**Written request**. Every entry below should be repeated exactly; the pictures should not.

[Saved entries]
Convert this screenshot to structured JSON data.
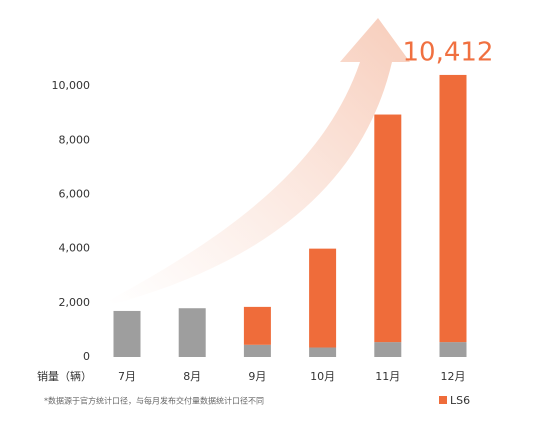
{
  "chart_data": {
    "type": "bar",
    "stacked": true,
    "y_label": "销量（辆）",
    "categories": [
      "7月",
      "8月",
      "9月",
      "10月",
      "11月",
      "12月"
    ],
    "series": [
      {
        "color": "#9e9e9e",
        "values": [
          1700,
          1800,
          450,
          350,
          550,
          550
        ]
      },
      {
        "name": "LS6",
        "color": "#ef6c3a",
        "values": [
          null,
          null,
          1400,
          3650,
          8400,
          9862
        ]
      }
    ],
    "annotation": "10,412",
    "footnote": "*数据源于官方统计口径，与每月发布交付量数据统计口径不同",
    "ylim": [
      0,
      11000
    ],
    "yticks": [
      0,
      {
        "value": 2000,
        "label": "2,000"
      },
      {
        "value": 4000,
        "label": "4,000"
      },
      {
        "value": 6000,
        "label": "6,000"
      },
      {
        "value": 8000,
        "label": "8,000"
      },
      {
        "value": 10000,
        "label": "10,000"
      }
    ],
    "grid": false,
    "legend": "bottom-right"
  }
}
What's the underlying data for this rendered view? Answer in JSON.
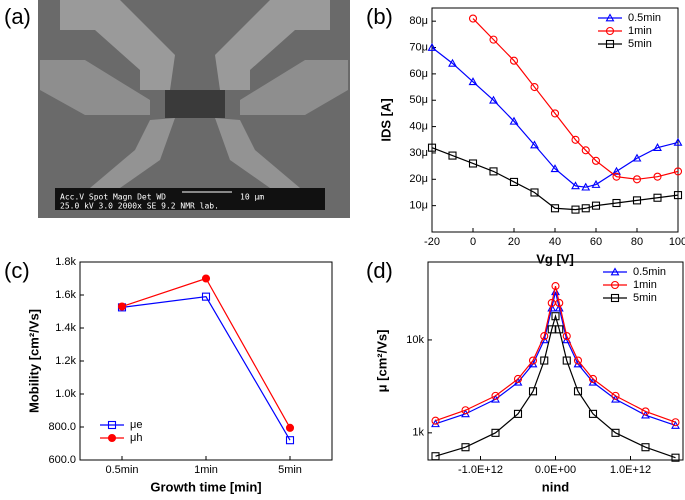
{
  "chart_data": [
    {
      "type": "image",
      "panel_label": "(a)",
      "annotations": [
        "Acc.V  Spot Magn   Det  WD",
        "25.0 kV 3.0   2000x   SE  9.2   NMR lab.",
        "10 μm"
      ]
    },
    {
      "type": "line",
      "panel_label": "(b)",
      "x_label": "Vg [V]",
      "y_label": "IDS [A]",
      "x": [
        -20,
        -10,
        0,
        10,
        20,
        30,
        40,
        50,
        55,
        60,
        70,
        80,
        90,
        100
      ],
      "xlim": [
        -20,
        100
      ],
      "xticks": [
        -20,
        0,
        20,
        40,
        60,
        80,
        100
      ],
      "ylim": [
        0,
        85
      ],
      "yticks": [
        {
          "value": 10,
          "label": "10μ"
        },
        {
          "value": 20,
          "label": "20μ"
        },
        {
          "value": 30,
          "label": "30μ"
        },
        {
          "value": 40,
          "label": "40μ"
        },
        {
          "value": 50,
          "label": "50μ"
        },
        {
          "value": 60,
          "label": "60μ"
        },
        {
          "value": 70,
          "label": "70μ"
        },
        {
          "value": 80,
          "label": "80μ"
        }
      ],
      "legend": "upper right",
      "series": [
        {
          "name": "0.5min",
          "color": "#0000ff",
          "marker": "triangle",
          "filled": false,
          "values": [
            70,
            64,
            57,
            50,
            42,
            33,
            24,
            17.5,
            17,
            18,
            23,
            28,
            32,
            34
          ]
        },
        {
          "name": "1min",
          "color": "#ff0000",
          "marker": "circle",
          "filled": false,
          "values": [
            null,
            null,
            81,
            73,
            65,
            55,
            45,
            35,
            31,
            27,
            21,
            20,
            21,
            23
          ]
        },
        {
          "name": "5min",
          "color": "#000000",
          "marker": "square",
          "filled": false,
          "values": [
            32,
            29,
            26,
            23,
            19,
            15,
            9,
            8.5,
            9,
            10,
            11,
            12,
            13,
            14
          ]
        }
      ]
    },
    {
      "type": "line",
      "panel_label": "(c)",
      "x_label": "Growth time [min]",
      "y_label": "Mobility [cm²/Vs]",
      "categories": [
        "0.5min",
        "1min",
        "5min"
      ],
      "ylim": [
        600,
        1800
      ],
      "yticks": [
        {
          "value": 600,
          "label": "600.0"
        },
        {
          "value": 800,
          "label": "800.0"
        },
        {
          "value": 1000,
          "label": "1.0k"
        },
        {
          "value": 1200,
          "label": "1.2k"
        },
        {
          "value": 1400,
          "label": "1.4k"
        },
        {
          "value": 1600,
          "label": "1.6k"
        },
        {
          "value": 1800,
          "label": "1.8k"
        }
      ],
      "legend": "lower left",
      "series": [
        {
          "name": "μe",
          "color": "#0000ff",
          "marker": "square",
          "filled": false,
          "values": [
            1525,
            1590,
            720
          ]
        },
        {
          "name": "μh",
          "color": "#ff0000",
          "marker": "circle",
          "filled": true,
          "values": [
            1530,
            1700,
            795
          ]
        }
      ]
    },
    {
      "type": "line",
      "panel_label": "(d)",
      "x_label": "nind",
      "y_label": "μ [cm²/Vs]",
      "x": [
        -1600000000000.0,
        -1200000000000.0,
        -800000000000.0,
        -500000000000.0,
        -300000000000.0,
        -150000000000.0,
        -50000000000.0,
        0,
        50000000000.0,
        150000000000.0,
        300000000000.0,
        500000000000.0,
        800000000000.0,
        1200000000000.0,
        1600000000000.0
      ],
      "xlim": [
        -1700000000000.0,
        1700000000000.0
      ],
      "xticks": [
        {
          "value": -1000000000000.0,
          "label": "-1.0E+12"
        },
        {
          "value": 0,
          "label": "0.0E+00"
        },
        {
          "value": 1000000000000.0,
          "label": "1.0E+12"
        }
      ],
      "yscale": "log",
      "ylim": [
        510,
        69000
      ],
      "yticks": [
        {
          "value": 1000,
          "label": "1k"
        },
        {
          "value": 10000,
          "label": "10k"
        }
      ],
      "legend": "upper right",
      "series": [
        {
          "name": "0.5min",
          "color": "#0000ff",
          "marker": "triangle",
          "filled": false,
          "values": [
            1250,
            1600,
            2300,
            3500,
            5500,
            10000,
            22000,
            33000,
            22000,
            10000,
            5500,
            3500,
            2300,
            1550,
            1200
          ]
        },
        {
          "name": "1min",
          "color": "#ff0000",
          "marker": "circle",
          "filled": false,
          "values": [
            1350,
            1750,
            2500,
            3800,
            6000,
            11000,
            25000,
            38000,
            25000,
            11000,
            6000,
            3800,
            2500,
            1700,
            1300
          ]
        },
        {
          "name": "5min",
          "color": "#000000",
          "marker": "square",
          "filled": false,
          "values": [
            560,
            700,
            1000,
            1600,
            2800,
            6000,
            13000,
            18000,
            13000,
            6000,
            2800,
            1600,
            1000,
            700,
            540
          ]
        }
      ]
    }
  ]
}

**Result of the task**.
Convert this screenshot to structured JSON data.
{
  "chart_data": {
    "type": "bar",
    "stacked": true,
    "y_label": "销量（辆）",
    "categories": [
      "7月",
      "8月",
      "9月",
      "10月",
      "11月",
      "12月"
    ],
    "series": [
      {
        "color": "#9e9e9e",
        "values": [
          1700,
          1800,
          450,
          350,
          550,
          550
        ]
      },
      {
        "name": "LS6",
        "color": "#ef6c3a",
        "values": [
          null,
          null,
          1400,
          3650,
          8400,
          9862
        ]
      }
    ],
    "annotation": "10,412",
    "footnote": "*数据源于官方统计口径，与每月发布交付量数据统计口径不同",
    "ylim": [
      0,
      11000
    ],
    "yticks": [
      0,
      {
        "value": 2000,
        "label": "2,000"
      },
      {
        "value": 4000,
        "label": "4,000"
      },
      {
        "value": 6000,
        "label": "6,000"
      },
      {
        "value": 8000,
        "label": "8,000"
      },
      {
        "value": 10000,
        "label": "10,000"
      }
    ],
    "grid": false,
    "legend": "bottom-right"
  }
}
What's the underlying data for this rendered view? Answer in JSON.
{
  "chart_data": [
    {
      "type": "image",
      "panel_label": "(a)",
      "annotations": [
        "Acc.V  Spot Magn   Det  WD",
        "25.0 kV 3.0   2000x   SE  9.2   NMR lab.",
        "10 μm"
      ]
    },
    {
      "type": "line",
      "panel_label": "(b)",
      "x_label": "Vg [V]",
      "y_label": "IDS [A]",
      "x": [
        -20,
        -10,
        0,
        10,
        20,
        30,
        40,
        50,
        55,
        60,
        70,
        80,
        90,
        100
      ],
      "xlim": [
        -20,
        100
      ],
      "xticks": [
        -20,
        0,
        20,
        40,
        60,
        80,
        100
      ],
      "ylim": [
        0,
        85
      ],
      "yticks": [
        {
          "value": 10,
          "label": "10μ"
        },
        {
          "value": 20,
          "label": "20μ"
        },
        {
          "value": 30,
          "label": "30μ"
        },
        {
          "value": 40,
          "label": "40μ"
        },
        {
          "value": 50,
          "label": "50μ"
        },
        {
          "value": 60,
          "label": "60μ"
        },
        {
          "value": 70,
          "label": "70μ"
        },
        {
          "value": 80,
          "label": "80μ"
        }
      ],
      "legend": "upper right",
      "series": [
        {
          "name": "0.5min",
          "color": "#0000ff",
          "marker": "triangle",
          "filled": false,
          "values": [
            70,
            64,
            57,
            50,
            42,
            33,
            24,
            17.5,
            17,
            18,
            23,
            28,
            32,
            34
          ]
        },
        {
          "name": "1min",
          "color": "#ff0000",
          "marker": "circle",
          "filled": false,
          "values": [
            null,
            null,
            81,
            73,
            65,
            55,
            45,
            35,
            31,
            27,
            21,
            20,
            21,
            23
          ]
        },
        {
          "name": "5min",
          "color": "#000000",
          "marker": "square",
          "filled": false,
          "values": [
            32,
            29,
            26,
            23,
            19,
            15,
            9,
            8.5,
            9,
            10,
            11,
            12,
            13,
            14
          ]
        }
      ]
    },
    {
      "type": "line",
      "panel_label": "(c)",
      "x_label": "Growth time [min]",
      "y_label": "Mobility [cm²/Vs]",
      "categories": [
        "0.5min",
        "1min",
        "5min"
      ],
      "ylim": [
        600,
        1800
      ],
      "yticks": [
        {
          "value": 600,
          "label": "600.0"
        },
        {
          "value": 800,
          "label": "800.0"
        },
        {
          "value": 1000,
          "label": "1.0k"
        },
        {
          "value": 1200,
          "label": "1.2k"
        },
        {
          "value": 1400,
          "label": "1.4k"
        },
        {
          "value": 1600,
          "label": "1.6k"
        },
        {
          "value": 1800,
          "label": "1.8k"
        }
      ],
      "legend": "lower left",
      "series": [
        {
          "name": "μe",
          "color": "#0000ff",
          "marker": "square",
          "filled": false,
          "values": [
            1525,
            1590,
            720
          ]
        },
        {
          "name": "μh",
          "color": "#ff0000",
          "marker": "circle",
          "filled": true,
          "values": [
            1530,
            1700,
            795
          ]
        }
      ]
    },
    {
      "type": "line",
      "panel_label": "(d)",
      "x_label": "nind",
      "y_label": "μ [cm²/Vs]",
      "x": [
        -1600000000000.0,
        -1200000000000.0,
        -800000000000.0,
        -500000000000.0,
        -300000000000.0,
        -150000000000.0,
        -50000000000.0,
        0,
        50000000000.0,
        150000000000.0,
        300000000000.0,
        500000000000.0,
        800000000000.0,
        1200000000000.0,
        1600000000000.0
      ],
      "xlim": [
        -1700000000000.0,
        1700000000000.0
      ],
      "xticks": [
        {
          "value": -1000000000000.0,
          "label": "-1.0E+12"
        },
        {
          "value": 0,
          "label": "0.0E+00"
        },
        {
          "value": 1000000000000.0,
          "label": "1.0E+12"
        }
      ],
      "yscale": "log",
      "ylim": [
        510,
        69000
      ],
      "yticks": [
        {
          "value": 1000,
          "label": "1k"
        },
        {
          "value": 10000,
          "label": "10k"
        }
      ],
      "legend": "upper right",
      "series": [
        {
          "name": "0.5min",
          "color": "#0000ff",
          "marker": "triangle",
          "filled": false,
          "values": [
            1250,
            1600,
            2300,
            3500,
            5500,
            10000,
            22000,
            33000,
            22000,
            10000,
            5500,
            3500,
            2300,
            1550,
            1200
          ]
        },
        {
          "name": "1min",
          "color": "#ff0000",
          "marker": "circle",
          "filled": false,
          "values": [
            1350,
            1750,
            2500,
            3800,
            6000,
            11000,
            25000,
            38000,
            25000,
            11000,
            6000,
            3800,
            2500,
            1700,
            1300
          ]
        },
        {
          "name": "5min",
          "color": "#000000",
          "marker": "square",
          "filled": false,
          "values": [
            560,
            700,
            1000,
            1600,
            2800,
            6000,
            13000,
            18000,
            13000,
            6000,
            2800,
            1600,
            1000,
            700,
            540
          ]
        }
      ]
    }
  ]
}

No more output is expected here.